From the listing below, select every line where the word "труда" appears.

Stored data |
******************************
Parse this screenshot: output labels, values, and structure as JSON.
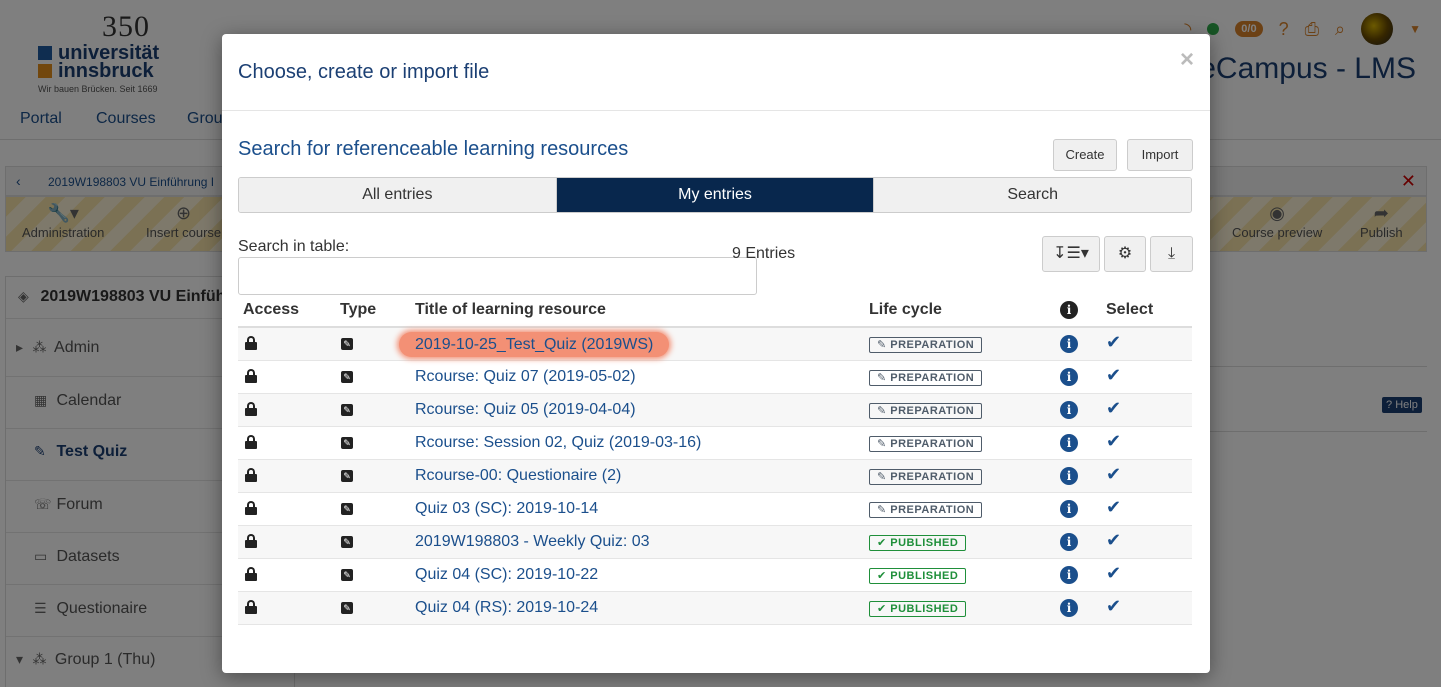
{
  "logo": {
    "year": "350",
    "name_line1": "universität",
    "name_line2": "innsbruck",
    "tagline": "Wir bauen Brücken. Seit 1669"
  },
  "header": {
    "brand": "eCampus - LMS",
    "notifications_badge": "0/0"
  },
  "nav": {
    "items": [
      "Portal",
      "Courses",
      "Grou"
    ]
  },
  "breadcrumb": {
    "text": "2019W198803 VU Einführung I"
  },
  "toolbar": {
    "administration": "Administration",
    "insert": "Insert course",
    "preview": "Course preview",
    "publish": "Publish"
  },
  "sidebar": {
    "course": "2019W198803 VU Einfüh",
    "items": [
      {
        "label": "Admin"
      },
      {
        "label": "Calendar"
      },
      {
        "label": "Test Quiz"
      },
      {
        "label": "Forum"
      },
      {
        "label": "Datasets"
      },
      {
        "label": "Questionaire"
      },
      {
        "label": "Group 1 (Thu)"
      }
    ]
  },
  "help": "Help",
  "modal": {
    "title": "Choose, create or import file",
    "close": "×",
    "section_title": "Search for referenceable learning resources",
    "create_label": "Create",
    "import_label": "Import",
    "tabs": [
      "All entries",
      "My entries",
      "Search"
    ],
    "search_label": "Search in table:",
    "search_value": "",
    "entries_count": "9 Entries",
    "columns": {
      "access": "Access",
      "type": "Type",
      "title": "Title of learning resource",
      "lifecycle": "Life cycle",
      "select": "Select"
    },
    "rows": [
      {
        "title": "2019-10-25_Test_Quiz (2019WS)",
        "lifecycle": "PREPARATION"
      },
      {
        "title": "Rcourse: Quiz 07 (2019-05-02)",
        "lifecycle": "PREPARATION"
      },
      {
        "title": "Rcourse: Quiz 05 (2019-04-04)",
        "lifecycle": "PREPARATION"
      },
      {
        "title": "Rcourse: Session 02, Quiz (2019-03-16)",
        "lifecycle": "PREPARATION"
      },
      {
        "title": "Rcourse-00: Questionaire (2)",
        "lifecycle": "PREPARATION"
      },
      {
        "title": "Quiz 03 (SC): 2019-10-14",
        "lifecycle": "PREPARATION"
      },
      {
        "title": "2019W198803 - Weekly Quiz: 03",
        "lifecycle": "PUBLISHED"
      },
      {
        "title": "Quiz 04 (SC): 2019-10-22",
        "lifecycle": "PUBLISHED"
      },
      {
        "title": "Quiz 04 (RS): 2019-10-24",
        "lifecycle": "PUBLISHED"
      }
    ]
  },
  "colors": {
    "accent": "#1b4f8c",
    "active_tab": "#08274d",
    "highlight": "#f39075",
    "published": "#1f8f3a"
  }
}
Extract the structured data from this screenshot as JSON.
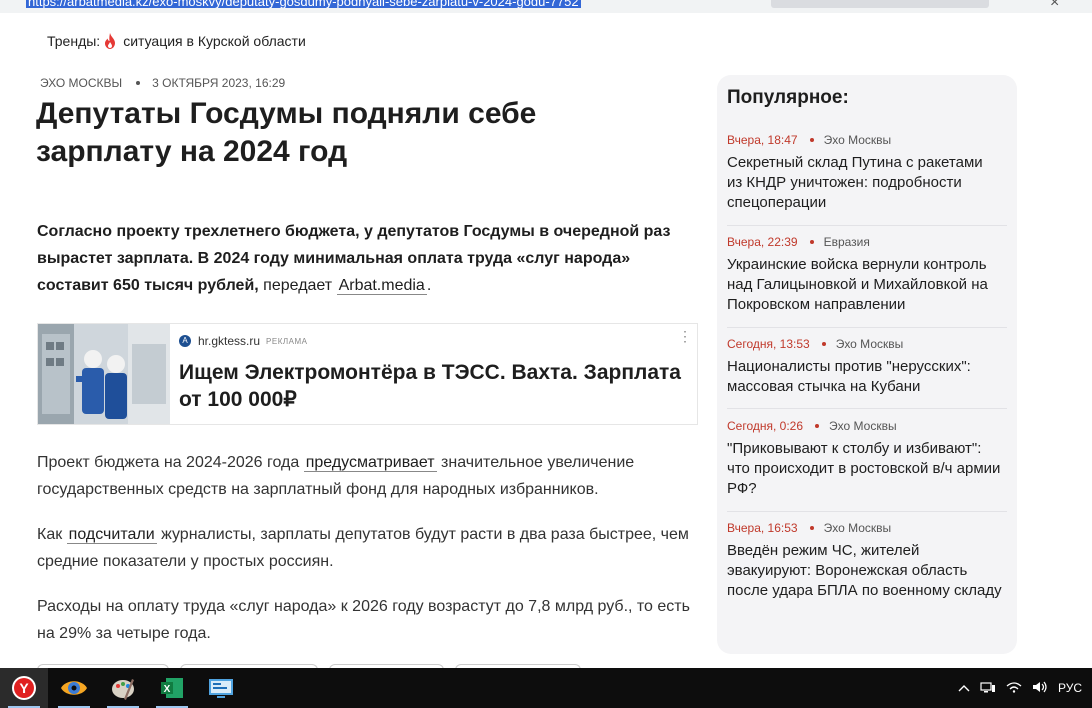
{
  "browser": {
    "url": "https://arbatmedia.kz/exo-moskvy/deputaty-gosdumy-podnyali-sebe-zarplatu-v-2024-godu-7752"
  },
  "trends": {
    "label": "Тренды:",
    "topic": "ситуация в Курской области",
    "icon": "flame-icon"
  },
  "article": {
    "source": "ЭХО МОСКВЫ",
    "date": "3 ОКТЯБРЯ 2023, 16:29",
    "title": "Депутаты Госдумы подняли себе зарплату на 2024 год",
    "lead_bold": "Согласно проекту трехлетнего бюджета, у депутатов Госдумы в очередной раз вырастет зарплата. В 2024 году минимальная оплата труда «слуг народа» составит 650 тысяч рублей,",
    "lead_plain": " передает ",
    "lead_link": "Arbat.media",
    "lead_end": ".",
    "p1_start": "Проект бюджета на 2024-2026 года ",
    "p1_link": "предусматривает",
    "p1_end": " значительное увеличение государственных средств на зарплатный фонд для народных избранников.",
    "p2_start": "Как ",
    "p2_link": "подсчитали",
    "p2_end": " журналисты, зарплаты депутатов будут расти в два раза быстрее, чем средние показатели у простых россиян.",
    "p3": "Расходы на оплату труда «слуг народа» к 2026 году возрастут до 7,8 млрд руб., то есть на 29% за четыре года."
  },
  "ad": {
    "domain": "hr.gktess.ru",
    "tag": "РЕКЛАМА",
    "text": "Ищем Электромонтёра в ТЭСС. Вахта. Зарплата от 100 000₽"
  },
  "sidebar": {
    "title": "Популярное:",
    "items": [
      {
        "time": "Вчера, 18:47",
        "source": "Эхо Москвы",
        "title": "Секретный склад Путина с ракетами из КНДР уничтожен: подробности спецоперации"
      },
      {
        "time": "Вчера, 22:39",
        "source": "Евразия",
        "title": "Украинские войска вернули контроль над Галицыновкой и Михайловкой на Покровском направлении"
      },
      {
        "time": "Сегодня, 13:53",
        "source": "Эхо Москвы",
        "title": "Националисты против \"нерусских\": массовая стычка на Кубани"
      },
      {
        "time": "Сегодня, 0:26",
        "source": "Эхо Москвы",
        "title": "\"Приковывают к столбу и избивают\": что происходит в ростовской в/ч армии РФ?"
      },
      {
        "time": "Вчера, 16:53",
        "source": "Эхо Москвы",
        "title": "Введён режим ЧС, жителей эвакуируют: Воронежская область после удара БПЛА по военному складу"
      }
    ]
  },
  "taskbar": {
    "apps": [
      "yandex-browser-icon",
      "eye-app-icon",
      "paint-palette-icon",
      "excel-icon",
      "monitor-app-icon"
    ],
    "lang": "РУС"
  },
  "colors": {
    "accent_red": "#c0392b",
    "sidebar_bg": "#f4f4f6",
    "url_highlight": "#3367d6"
  }
}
******************************
Result of the exercise |
    "lead_bold": "Согласно проекту трехлетнего бюджета, у депутатов Госдумы в очередной раз вырастет зарплата. В 2024 году минимальная оплата труда «слуг народа» составит 650 тысяч рублей,",
    "p3": "Расходы на оплату труда «слуг народа» к 2026 году возрастут до 7,8 млрд руб., то есть на 29% за четыре года."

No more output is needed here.